▶ **Part of a data file**

····················

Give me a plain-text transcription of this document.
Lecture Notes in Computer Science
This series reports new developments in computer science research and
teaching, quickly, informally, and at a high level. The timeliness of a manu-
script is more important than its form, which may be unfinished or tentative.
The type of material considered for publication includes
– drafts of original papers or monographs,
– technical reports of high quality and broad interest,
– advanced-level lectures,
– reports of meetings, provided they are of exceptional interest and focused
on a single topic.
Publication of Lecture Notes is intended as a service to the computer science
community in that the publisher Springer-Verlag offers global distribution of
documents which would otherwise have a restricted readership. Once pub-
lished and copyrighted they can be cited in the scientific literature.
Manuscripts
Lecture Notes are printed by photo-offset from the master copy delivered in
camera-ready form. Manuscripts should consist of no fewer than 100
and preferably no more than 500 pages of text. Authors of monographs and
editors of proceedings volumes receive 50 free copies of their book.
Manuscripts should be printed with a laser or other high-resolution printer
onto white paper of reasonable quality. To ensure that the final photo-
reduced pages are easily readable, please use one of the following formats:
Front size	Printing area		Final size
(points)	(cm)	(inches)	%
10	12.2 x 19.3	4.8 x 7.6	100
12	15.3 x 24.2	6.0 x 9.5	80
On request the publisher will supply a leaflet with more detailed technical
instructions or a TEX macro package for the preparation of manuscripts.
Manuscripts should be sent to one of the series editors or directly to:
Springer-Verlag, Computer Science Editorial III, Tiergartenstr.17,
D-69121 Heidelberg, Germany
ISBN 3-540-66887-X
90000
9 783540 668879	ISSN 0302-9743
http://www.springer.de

····················

▶ **TASK GOAL**
Each line must be given again exactly as written above.

▶ **ANSWER**
Give me a plain-text transcription of this document.
Lecture Notes in Computer Science
This series reports new developments in computer science research and
teaching, quickly, informally, and at a high level. The timeliness of a manu-
script is more important than its form, which may be unfinished or tentative.
The type of material considered for publication includes
– drafts of original papers or monographs,
– technical reports of high quality and broad interest,
– advanced-level lectures,
– reports of meetings, provided they are of exceptional interest and focused
on a single topic.
Publication of Lecture Notes is intended as a service to the computer science
community in that the publisher Springer-Verlag offers global distribution of
documents which would otherwise have a restricted readership. Once pub-
lished and copyrighted they can be cited in the scientific literature.
Manuscripts
Lecture Notes are printed by photo-offset from the master copy delivered in
camera-ready form. Manuscripts should consist of no fewer than 100
and preferably no more than 500 pages of text. Authors of monographs and
editors of proceedings volumes receive 50 free copies of their book.
Manuscripts should be printed with a laser or other high-resolution printer
onto white paper of reasonable quality. To ensure that the final photo-
reduced pages are easily readable, please use one of the following formats:
Front size	Printing area		Final size
(points)	(cm)	(inches)	%
10	12.2 x 19.3	4.8 x 7.6	100
12	15.3 x 24.2	6.0 x 9.5	80
On request the publisher will supply a leaflet with more detailed technical
instructions or a TEX macro package for the preparation of manuscripts.
Manuscripts should be sent to one of the series editors or directly to:
Springer-Verlag, Computer Science Editorial III, Tiergartenstr.17,
D-69121 Heidelberg, Germany
ISBN 3-540-66887-X
90000
9 783540 668879	ISSN 0302-9743
http://www.springer.de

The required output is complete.